Instruction
Copy each line in the data that includes the word "Beam".
════════
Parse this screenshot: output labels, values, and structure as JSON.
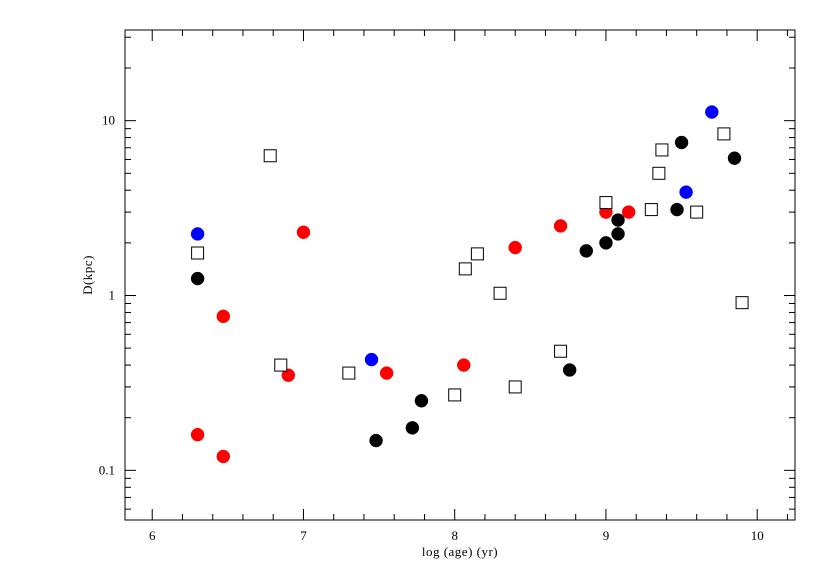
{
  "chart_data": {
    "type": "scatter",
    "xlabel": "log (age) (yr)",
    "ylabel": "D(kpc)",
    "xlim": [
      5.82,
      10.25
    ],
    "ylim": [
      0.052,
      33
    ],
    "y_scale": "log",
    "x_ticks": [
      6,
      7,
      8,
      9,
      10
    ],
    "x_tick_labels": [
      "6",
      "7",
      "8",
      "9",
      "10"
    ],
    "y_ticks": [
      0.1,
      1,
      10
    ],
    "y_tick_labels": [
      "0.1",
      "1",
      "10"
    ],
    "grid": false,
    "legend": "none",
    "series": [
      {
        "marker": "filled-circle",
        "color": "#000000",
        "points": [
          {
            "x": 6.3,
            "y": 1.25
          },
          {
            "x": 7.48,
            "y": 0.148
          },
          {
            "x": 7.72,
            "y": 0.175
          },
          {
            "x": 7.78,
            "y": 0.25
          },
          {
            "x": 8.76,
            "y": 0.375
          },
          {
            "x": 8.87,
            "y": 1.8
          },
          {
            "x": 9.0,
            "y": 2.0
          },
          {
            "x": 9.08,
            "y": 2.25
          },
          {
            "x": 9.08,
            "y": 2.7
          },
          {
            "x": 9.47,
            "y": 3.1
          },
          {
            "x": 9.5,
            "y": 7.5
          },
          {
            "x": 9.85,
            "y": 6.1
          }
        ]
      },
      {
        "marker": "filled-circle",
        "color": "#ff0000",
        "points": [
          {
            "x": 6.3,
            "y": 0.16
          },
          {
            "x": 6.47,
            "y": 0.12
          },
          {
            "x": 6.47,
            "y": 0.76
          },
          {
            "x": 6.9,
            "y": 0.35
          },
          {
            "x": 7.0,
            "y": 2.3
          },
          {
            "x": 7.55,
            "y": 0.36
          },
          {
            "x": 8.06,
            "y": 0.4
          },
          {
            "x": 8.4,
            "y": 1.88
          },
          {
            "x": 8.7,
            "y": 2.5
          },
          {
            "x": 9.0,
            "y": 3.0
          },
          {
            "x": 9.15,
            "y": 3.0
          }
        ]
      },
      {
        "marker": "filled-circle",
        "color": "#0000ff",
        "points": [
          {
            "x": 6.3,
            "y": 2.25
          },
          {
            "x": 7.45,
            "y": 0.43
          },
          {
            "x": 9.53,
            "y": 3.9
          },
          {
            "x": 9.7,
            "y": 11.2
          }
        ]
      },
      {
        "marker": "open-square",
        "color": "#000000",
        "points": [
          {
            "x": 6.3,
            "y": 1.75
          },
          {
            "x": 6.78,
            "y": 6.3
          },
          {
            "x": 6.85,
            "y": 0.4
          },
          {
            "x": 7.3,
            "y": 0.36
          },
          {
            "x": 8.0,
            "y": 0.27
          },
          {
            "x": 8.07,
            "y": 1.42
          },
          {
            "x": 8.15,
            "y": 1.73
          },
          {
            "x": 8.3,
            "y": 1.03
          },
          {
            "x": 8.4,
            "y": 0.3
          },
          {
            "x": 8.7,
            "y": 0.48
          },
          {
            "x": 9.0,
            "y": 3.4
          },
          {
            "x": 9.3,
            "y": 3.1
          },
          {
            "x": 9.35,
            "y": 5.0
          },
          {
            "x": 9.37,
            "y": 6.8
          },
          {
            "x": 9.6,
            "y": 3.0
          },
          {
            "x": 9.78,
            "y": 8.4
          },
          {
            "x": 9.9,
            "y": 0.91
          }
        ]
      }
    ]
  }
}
════════
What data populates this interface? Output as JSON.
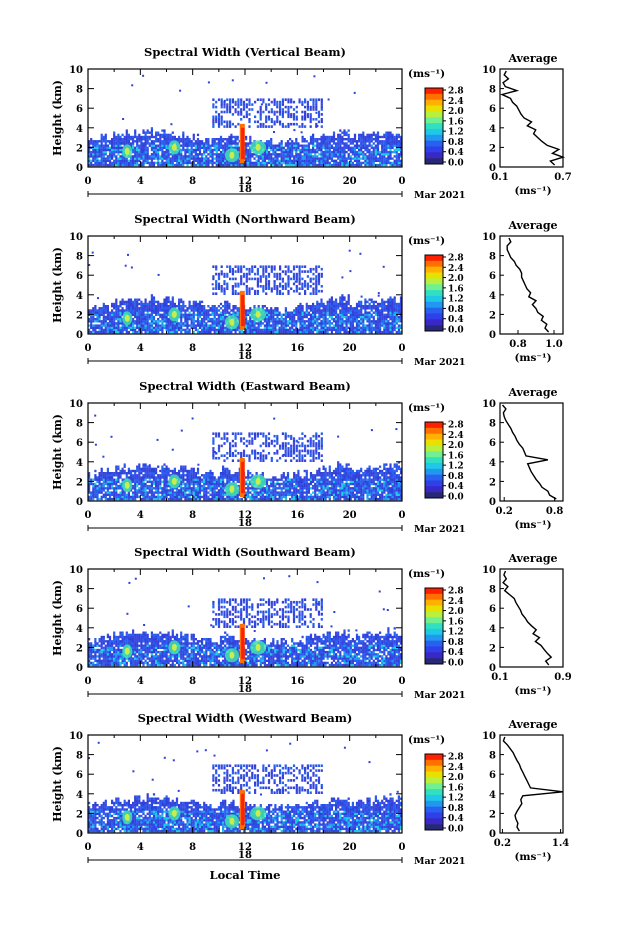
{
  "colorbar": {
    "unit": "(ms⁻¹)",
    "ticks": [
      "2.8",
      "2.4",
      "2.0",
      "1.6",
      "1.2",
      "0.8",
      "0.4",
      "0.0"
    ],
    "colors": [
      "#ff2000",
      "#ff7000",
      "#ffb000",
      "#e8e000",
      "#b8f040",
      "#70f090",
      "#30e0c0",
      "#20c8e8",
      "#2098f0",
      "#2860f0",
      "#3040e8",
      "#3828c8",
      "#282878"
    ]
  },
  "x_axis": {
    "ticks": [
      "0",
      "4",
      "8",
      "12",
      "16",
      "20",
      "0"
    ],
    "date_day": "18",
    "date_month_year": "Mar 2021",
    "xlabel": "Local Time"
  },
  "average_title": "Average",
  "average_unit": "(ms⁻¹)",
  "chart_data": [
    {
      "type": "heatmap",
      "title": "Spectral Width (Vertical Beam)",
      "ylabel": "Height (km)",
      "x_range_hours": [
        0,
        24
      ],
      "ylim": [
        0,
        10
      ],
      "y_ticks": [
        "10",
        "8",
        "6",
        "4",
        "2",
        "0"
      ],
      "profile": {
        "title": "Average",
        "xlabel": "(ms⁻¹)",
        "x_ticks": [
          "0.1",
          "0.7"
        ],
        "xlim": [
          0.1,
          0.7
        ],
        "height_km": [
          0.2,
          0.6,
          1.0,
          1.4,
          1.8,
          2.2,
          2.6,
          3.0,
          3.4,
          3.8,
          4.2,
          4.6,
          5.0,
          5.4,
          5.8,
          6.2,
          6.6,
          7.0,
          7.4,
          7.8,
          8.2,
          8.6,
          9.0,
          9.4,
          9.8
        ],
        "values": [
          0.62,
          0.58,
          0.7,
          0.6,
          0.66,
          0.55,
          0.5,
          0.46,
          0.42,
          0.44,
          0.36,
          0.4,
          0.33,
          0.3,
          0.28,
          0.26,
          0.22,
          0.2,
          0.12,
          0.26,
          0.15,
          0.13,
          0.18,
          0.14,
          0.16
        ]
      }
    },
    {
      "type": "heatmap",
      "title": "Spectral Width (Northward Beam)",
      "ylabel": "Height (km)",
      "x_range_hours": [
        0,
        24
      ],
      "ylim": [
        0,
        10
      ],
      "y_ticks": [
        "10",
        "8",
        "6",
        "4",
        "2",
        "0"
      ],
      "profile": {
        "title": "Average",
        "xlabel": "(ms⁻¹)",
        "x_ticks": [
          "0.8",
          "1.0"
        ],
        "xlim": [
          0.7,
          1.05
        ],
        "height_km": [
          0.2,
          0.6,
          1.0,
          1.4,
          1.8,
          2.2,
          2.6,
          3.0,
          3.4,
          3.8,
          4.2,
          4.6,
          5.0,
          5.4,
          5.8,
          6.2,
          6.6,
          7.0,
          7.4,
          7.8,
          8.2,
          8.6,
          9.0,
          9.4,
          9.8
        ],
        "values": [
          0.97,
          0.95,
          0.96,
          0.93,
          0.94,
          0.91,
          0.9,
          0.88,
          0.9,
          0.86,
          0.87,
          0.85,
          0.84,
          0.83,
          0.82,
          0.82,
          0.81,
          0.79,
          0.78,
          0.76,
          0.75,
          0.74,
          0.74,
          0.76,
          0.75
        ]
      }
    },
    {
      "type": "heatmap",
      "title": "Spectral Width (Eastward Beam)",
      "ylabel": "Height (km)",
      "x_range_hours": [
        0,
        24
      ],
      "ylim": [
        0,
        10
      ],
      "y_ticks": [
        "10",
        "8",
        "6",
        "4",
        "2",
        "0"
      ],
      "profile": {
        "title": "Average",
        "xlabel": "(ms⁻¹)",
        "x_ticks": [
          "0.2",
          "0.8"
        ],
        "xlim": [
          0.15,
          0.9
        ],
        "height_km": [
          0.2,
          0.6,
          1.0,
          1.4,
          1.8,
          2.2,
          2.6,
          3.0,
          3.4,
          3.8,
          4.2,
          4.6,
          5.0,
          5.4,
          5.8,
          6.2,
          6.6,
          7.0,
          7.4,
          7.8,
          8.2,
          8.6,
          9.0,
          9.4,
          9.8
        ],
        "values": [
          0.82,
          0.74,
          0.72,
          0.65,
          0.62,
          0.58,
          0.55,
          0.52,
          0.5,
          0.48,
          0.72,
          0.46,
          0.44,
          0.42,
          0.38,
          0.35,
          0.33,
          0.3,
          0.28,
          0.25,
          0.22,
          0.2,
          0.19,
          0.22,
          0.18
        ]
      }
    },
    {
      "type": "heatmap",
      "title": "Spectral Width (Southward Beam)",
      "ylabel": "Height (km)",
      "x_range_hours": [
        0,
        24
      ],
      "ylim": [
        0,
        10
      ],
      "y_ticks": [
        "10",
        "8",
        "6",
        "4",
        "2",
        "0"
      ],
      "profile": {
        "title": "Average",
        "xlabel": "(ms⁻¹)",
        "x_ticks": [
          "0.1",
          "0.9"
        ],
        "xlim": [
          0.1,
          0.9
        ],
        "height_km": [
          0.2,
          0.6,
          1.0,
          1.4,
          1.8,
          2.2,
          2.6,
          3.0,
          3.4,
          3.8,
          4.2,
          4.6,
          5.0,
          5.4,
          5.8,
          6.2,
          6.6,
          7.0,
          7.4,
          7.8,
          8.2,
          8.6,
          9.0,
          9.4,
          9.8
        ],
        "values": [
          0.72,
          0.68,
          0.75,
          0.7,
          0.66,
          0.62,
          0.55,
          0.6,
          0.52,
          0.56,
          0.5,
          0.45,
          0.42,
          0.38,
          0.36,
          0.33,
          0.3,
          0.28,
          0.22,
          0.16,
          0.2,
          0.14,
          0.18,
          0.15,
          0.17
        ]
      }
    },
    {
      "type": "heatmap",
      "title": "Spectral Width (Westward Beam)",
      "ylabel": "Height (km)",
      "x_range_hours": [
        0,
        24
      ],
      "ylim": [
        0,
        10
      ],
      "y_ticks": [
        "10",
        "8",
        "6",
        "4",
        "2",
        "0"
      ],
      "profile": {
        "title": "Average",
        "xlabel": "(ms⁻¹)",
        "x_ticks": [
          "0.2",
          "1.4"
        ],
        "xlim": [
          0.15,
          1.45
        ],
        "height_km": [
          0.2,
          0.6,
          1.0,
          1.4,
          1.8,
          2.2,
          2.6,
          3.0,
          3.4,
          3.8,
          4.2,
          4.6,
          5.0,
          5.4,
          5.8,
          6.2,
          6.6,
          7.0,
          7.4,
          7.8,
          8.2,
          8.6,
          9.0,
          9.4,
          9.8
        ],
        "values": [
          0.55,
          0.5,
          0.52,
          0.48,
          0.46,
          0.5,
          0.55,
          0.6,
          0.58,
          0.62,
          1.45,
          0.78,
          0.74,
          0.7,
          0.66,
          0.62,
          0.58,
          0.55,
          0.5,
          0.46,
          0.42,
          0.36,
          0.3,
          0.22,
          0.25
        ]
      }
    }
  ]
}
════════
Response to the task
      "title": "Spectral Width (Vertical Beam)",
      "title": "Spectral Width (Northward Beam)",
      "title": "Spectral Width (Eastward Beam)",
      "title": "Spectral Width (Southward Beam)",
      "title": "Spectral Width (Westward Beam)",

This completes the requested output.